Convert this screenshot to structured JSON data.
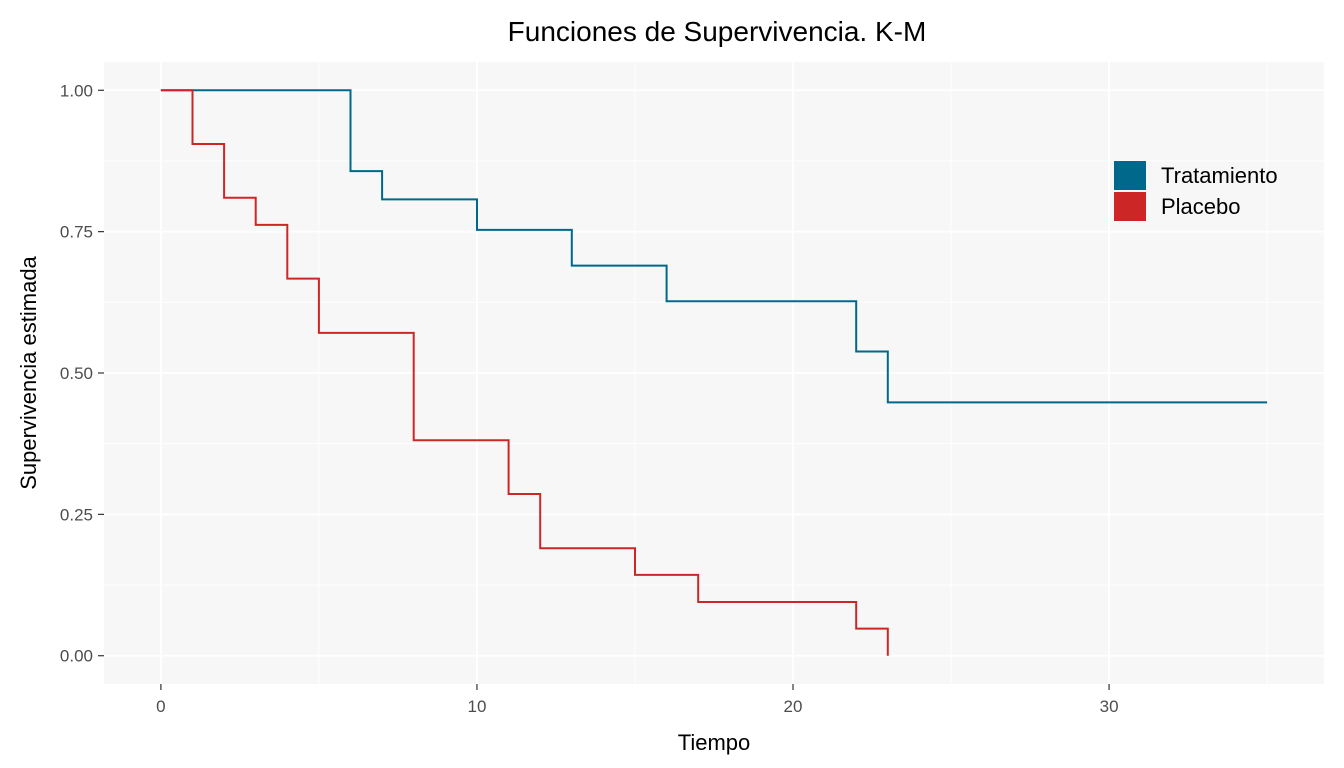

* * *

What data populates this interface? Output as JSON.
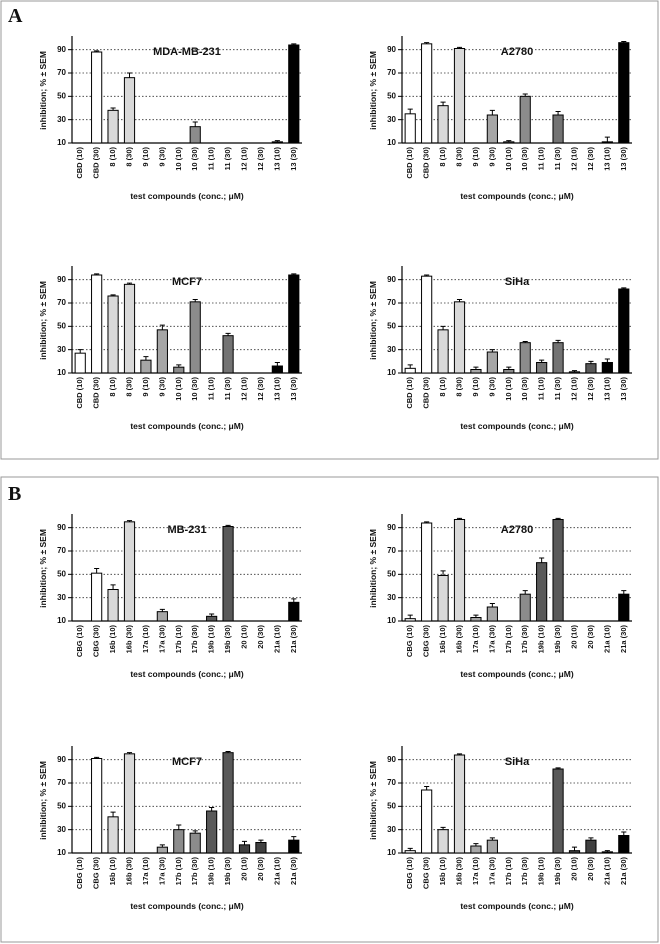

==

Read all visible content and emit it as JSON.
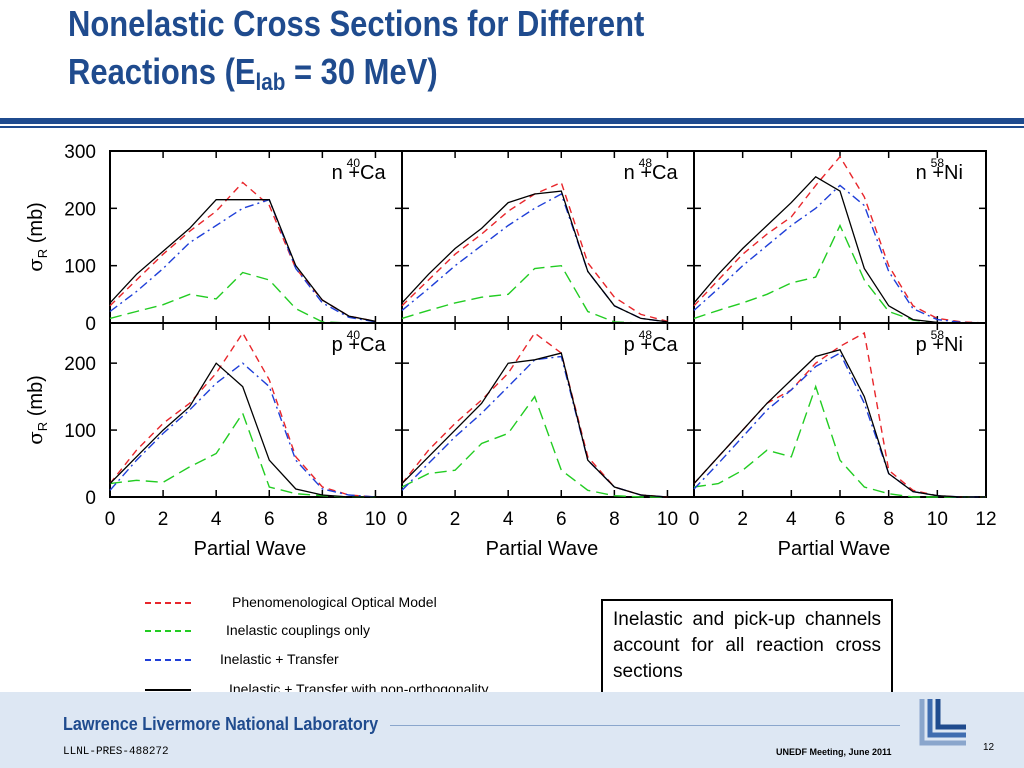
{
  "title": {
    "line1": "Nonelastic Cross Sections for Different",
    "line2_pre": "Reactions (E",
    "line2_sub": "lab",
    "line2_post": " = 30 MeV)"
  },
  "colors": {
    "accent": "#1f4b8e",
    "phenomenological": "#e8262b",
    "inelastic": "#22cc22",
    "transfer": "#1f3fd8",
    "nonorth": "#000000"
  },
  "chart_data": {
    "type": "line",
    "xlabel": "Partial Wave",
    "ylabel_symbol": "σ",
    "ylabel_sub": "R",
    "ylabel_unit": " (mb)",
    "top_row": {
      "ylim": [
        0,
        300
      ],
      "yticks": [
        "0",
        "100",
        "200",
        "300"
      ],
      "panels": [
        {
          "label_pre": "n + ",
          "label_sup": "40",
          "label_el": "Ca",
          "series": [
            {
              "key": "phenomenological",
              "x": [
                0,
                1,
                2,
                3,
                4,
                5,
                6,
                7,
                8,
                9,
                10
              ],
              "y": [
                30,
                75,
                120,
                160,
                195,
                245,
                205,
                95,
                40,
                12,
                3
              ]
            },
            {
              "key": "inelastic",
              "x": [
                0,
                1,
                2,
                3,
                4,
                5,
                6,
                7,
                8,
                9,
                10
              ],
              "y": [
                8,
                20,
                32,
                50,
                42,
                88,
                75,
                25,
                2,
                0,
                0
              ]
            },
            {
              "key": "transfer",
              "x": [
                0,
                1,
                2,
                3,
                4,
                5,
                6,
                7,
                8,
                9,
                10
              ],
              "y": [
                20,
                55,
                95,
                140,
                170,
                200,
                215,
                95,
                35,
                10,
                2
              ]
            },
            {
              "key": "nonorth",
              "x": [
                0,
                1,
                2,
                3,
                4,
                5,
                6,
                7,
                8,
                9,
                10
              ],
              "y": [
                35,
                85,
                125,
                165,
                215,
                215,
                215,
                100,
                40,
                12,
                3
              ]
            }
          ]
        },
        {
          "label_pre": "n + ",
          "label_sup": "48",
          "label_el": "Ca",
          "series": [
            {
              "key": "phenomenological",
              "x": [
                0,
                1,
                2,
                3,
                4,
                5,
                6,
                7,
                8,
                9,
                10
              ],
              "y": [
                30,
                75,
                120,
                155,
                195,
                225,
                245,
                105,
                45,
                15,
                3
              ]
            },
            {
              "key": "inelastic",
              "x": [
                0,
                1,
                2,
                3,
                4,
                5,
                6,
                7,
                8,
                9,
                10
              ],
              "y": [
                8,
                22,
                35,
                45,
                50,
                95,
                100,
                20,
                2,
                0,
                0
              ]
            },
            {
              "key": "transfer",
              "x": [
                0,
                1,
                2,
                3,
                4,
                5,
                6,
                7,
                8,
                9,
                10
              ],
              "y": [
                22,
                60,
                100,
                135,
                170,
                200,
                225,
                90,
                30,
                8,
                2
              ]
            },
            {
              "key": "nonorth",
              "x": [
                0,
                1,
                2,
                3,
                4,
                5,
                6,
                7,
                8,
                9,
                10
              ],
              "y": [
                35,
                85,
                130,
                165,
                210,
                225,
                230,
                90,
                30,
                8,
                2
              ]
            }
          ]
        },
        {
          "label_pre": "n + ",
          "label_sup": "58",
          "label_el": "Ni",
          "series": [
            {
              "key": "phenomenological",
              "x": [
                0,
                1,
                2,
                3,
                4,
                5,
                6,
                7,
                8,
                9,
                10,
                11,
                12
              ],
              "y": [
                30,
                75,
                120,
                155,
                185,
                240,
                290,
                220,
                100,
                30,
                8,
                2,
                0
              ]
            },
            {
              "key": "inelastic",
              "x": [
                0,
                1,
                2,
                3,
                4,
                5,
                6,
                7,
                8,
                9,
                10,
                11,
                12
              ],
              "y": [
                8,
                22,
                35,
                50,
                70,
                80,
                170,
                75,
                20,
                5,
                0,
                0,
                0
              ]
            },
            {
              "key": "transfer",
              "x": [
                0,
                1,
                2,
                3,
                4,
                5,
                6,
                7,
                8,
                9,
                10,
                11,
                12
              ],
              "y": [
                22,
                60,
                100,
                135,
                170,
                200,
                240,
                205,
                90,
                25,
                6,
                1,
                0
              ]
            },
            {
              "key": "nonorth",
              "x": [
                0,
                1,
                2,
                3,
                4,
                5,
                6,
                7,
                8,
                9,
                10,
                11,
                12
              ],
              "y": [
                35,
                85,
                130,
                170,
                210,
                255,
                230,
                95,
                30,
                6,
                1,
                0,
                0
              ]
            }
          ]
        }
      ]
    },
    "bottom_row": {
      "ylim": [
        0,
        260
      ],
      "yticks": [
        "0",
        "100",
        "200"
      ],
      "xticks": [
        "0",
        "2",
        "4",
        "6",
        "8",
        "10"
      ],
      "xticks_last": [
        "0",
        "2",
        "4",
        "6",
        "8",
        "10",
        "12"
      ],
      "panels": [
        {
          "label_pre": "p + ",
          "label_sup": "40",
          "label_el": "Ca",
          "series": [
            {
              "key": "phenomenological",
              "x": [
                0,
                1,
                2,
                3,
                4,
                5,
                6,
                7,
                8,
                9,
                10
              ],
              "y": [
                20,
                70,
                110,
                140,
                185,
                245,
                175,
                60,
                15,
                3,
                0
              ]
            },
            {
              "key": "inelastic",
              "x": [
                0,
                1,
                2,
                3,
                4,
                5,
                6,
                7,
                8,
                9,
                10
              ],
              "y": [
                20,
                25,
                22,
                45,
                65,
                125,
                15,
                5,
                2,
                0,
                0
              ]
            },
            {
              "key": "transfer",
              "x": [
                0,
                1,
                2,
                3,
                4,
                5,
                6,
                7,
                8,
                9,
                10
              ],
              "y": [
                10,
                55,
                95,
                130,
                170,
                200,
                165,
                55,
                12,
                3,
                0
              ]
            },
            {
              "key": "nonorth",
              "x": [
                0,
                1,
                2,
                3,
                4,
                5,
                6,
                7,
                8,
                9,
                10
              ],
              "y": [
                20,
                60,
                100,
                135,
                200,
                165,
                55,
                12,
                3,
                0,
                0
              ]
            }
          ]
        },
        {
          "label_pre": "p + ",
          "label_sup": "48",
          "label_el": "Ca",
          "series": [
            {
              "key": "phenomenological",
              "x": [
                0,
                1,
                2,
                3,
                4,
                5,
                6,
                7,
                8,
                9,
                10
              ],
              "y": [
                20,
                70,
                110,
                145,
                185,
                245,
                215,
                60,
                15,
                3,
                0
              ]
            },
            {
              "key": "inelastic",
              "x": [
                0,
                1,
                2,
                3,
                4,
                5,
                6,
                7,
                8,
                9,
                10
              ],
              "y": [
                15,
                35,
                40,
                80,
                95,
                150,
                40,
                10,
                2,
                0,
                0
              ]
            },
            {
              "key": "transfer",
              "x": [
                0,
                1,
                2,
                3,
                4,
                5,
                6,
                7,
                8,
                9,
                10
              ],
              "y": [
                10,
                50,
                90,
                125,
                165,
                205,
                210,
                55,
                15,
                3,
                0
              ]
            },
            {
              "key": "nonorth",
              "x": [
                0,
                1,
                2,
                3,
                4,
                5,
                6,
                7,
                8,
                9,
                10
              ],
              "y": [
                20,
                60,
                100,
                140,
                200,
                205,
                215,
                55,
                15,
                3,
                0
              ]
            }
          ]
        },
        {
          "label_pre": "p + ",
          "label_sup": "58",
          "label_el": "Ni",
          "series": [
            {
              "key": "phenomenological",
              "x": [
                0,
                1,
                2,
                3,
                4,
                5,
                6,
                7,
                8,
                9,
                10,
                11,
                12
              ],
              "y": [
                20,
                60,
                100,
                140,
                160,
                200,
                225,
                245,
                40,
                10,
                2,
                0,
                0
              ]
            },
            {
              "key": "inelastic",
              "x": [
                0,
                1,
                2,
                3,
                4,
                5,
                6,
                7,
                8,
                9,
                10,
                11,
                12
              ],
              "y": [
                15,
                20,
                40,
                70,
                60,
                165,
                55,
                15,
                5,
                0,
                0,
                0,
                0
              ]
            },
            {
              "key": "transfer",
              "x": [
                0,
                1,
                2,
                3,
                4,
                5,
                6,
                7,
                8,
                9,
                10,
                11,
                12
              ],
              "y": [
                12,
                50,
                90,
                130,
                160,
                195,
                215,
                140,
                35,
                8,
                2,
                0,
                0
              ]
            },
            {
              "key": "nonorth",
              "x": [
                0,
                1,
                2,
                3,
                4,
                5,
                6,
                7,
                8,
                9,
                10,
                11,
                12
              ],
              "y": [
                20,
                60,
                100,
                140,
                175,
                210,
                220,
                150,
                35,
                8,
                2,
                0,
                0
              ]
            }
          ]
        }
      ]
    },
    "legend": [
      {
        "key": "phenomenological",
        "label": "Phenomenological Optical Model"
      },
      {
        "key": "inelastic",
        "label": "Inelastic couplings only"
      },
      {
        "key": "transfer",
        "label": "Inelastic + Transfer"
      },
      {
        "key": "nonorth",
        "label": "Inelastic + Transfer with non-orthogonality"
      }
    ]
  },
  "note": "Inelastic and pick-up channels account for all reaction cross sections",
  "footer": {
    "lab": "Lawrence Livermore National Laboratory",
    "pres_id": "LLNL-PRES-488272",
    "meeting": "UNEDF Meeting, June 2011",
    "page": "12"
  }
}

:: EXERCISE OBJECTIVE ::
Note how many lines in the listing above hold the string "this", then give only that figure.

:: RESULT ::
2